Without the pictures, copy the entries below word for word.

::: Recorded information

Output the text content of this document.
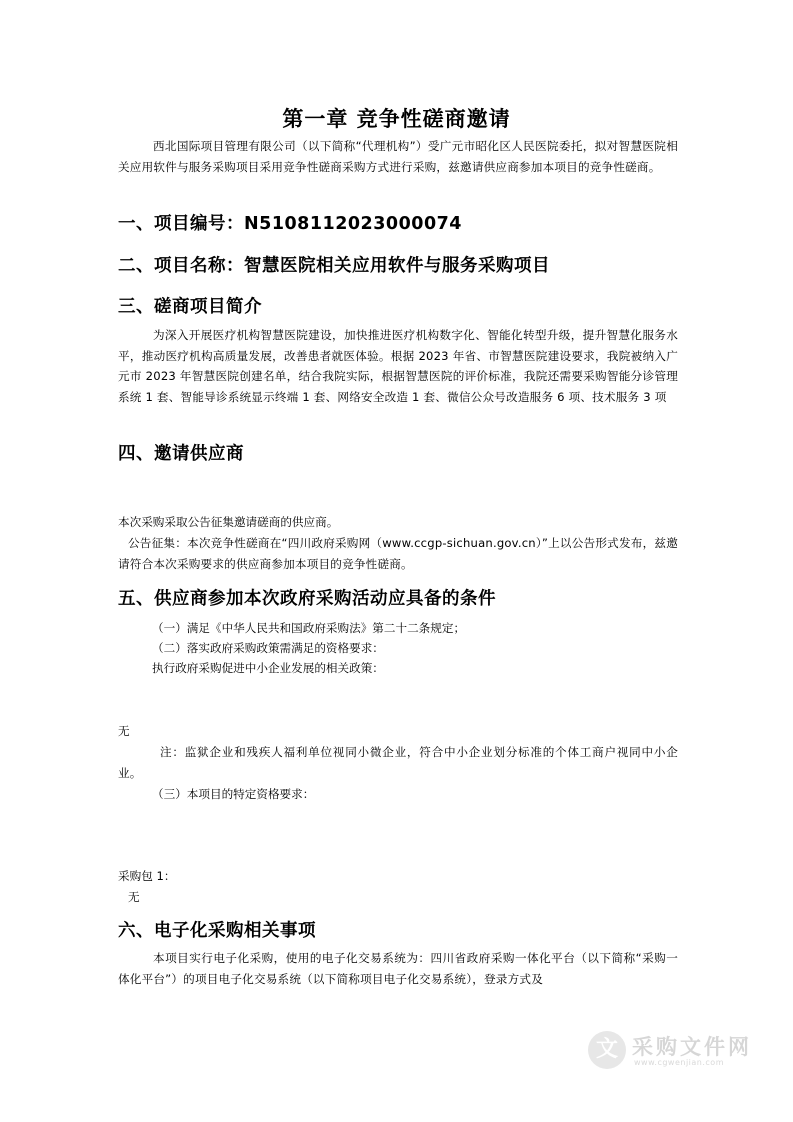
第一章 竞争性磋商邀请
西北国际项目管理有限公司（以下简称“代理机构”）受广元市昭化区人民医院委托，拟对智慧医院相关应用软件与服务采购项目采用竞争性磋商采购方式进行采购，兹邀请供应商参加本项目的竞争性磋商。
一、项目编号：N5108112023000074
二、项目名称：智慧医院相关应用软件与服务采购项目
三、磋商项目简介
为深入开展医疗机构智慧医院建设，加快推进医疗机构数字化、智能化转型升级，提升智慧化服务水平，推动医疗机构高质量发展，改善患者就医体验。根据 2023 年省、市智慧医院建设要求，我院被纳入广元市 2023 年智慧医院创建名单，结合我院实际，根据智慧医院的评价标准，我院还需要采购智能分诊管理系统 1 套、智能导诊系统显示终端 1 套、网络安全改造 1 套、微信公众号改造服务 6 项、技术服务 3 项
四、邀请供应商
本次采购采取公告征集邀请磋商的供应商。
公告征集：本次竞争性磋商在“四川政府采购网（www.ccgp-sichuan.gov.cn）”上以公告形式发布，兹邀请符合本次采购要求的供应商参加本项目的竞争性磋商。
五、供应商参加本次政府采购活动应具备的条件
（一）满足《中华人民共和国政府采购法》第二十二条规定；
（二）落实政府采购政策需满足的资格要求：
执行政府采购促进中小企业发展的相关政策：
无
注：监狱企业和残疾人福利单位视同小微企业，符合中小企业划分标准的个体工商户视同中小企业。
（三）本项目的特定资格要求：
采购包 1：
无
六、电子化采购相关事项
本项目实行电子化采购，使用的电子化交易系统为：四川省政府采购一体化平台（以下简称“采购一体化平台”）的项目电子化交易系统（以下简称项目电子化交易系统），登录方式及
文 采购文件网
www.cgwenjian.com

::::::

▶ **Worked answer**
Output the text content of this document.
第一章 竞争性磋商邀请
西北国际项目管理有限公司（以下简称“代理机构”）受广元市昭化区人民医院委托，拟对智慧医院相关应用软件与服务采购项目采用竞争性磋商采购方式进行采购，兹邀请供应商参加本项目的竞争性磋商。
一、项目编号：N5108112023000074
二、项目名称：智慧医院相关应用软件与服务采购项目
三、磋商项目简介
为深入开展医疗机构智慧医院建设，加快推进医疗机构数字化、智能化转型升级，提升智慧化服务水平，推动医疗机构高质量发展，改善患者就医体验。根据 2023 年省、市智慧医院建设要求，我院被纳入广元市 2023 年智慧医院创建名单，结合我院实际，根据智慧医院的评价标准，我院还需要采购智能分诊管理系统 1 套、智能导诊系统显示终端 1 套、网络安全改造 1 套、微信公众号改造服务 6 项、技术服务 3 项
四、邀请供应商
本次采购采取公告征集邀请磋商的供应商。
公告征集：本次竞争性磋商在“四川政府采购网（www.ccgp-sichuan.gov.cn）”上以公告形式发布，兹邀请符合本次采购要求的供应商参加本项目的竞争性磋商。
五、供应商参加本次政府采购活动应具备的条件
（一）满足《中华人民共和国政府采购法》第二十二条规定；
（二）落实政府采购政策需满足的资格要求：
执行政府采购促进中小企业发展的相关政策：
无
注：监狱企业和残疾人福利单位视同小微企业，符合中小企业划分标准的个体工商户视同中小企业。
（三）本项目的特定资格要求：
采购包 1：
无
六、电子化采购相关事项
本项目实行电子化采购，使用的电子化交易系统为：四川省政府采购一体化平台（以下简称“采购一体化平台”）的项目电子化交易系统（以下简称项目电子化交易系统），登录方式及
文 采购文件网
www.cgwenjian.com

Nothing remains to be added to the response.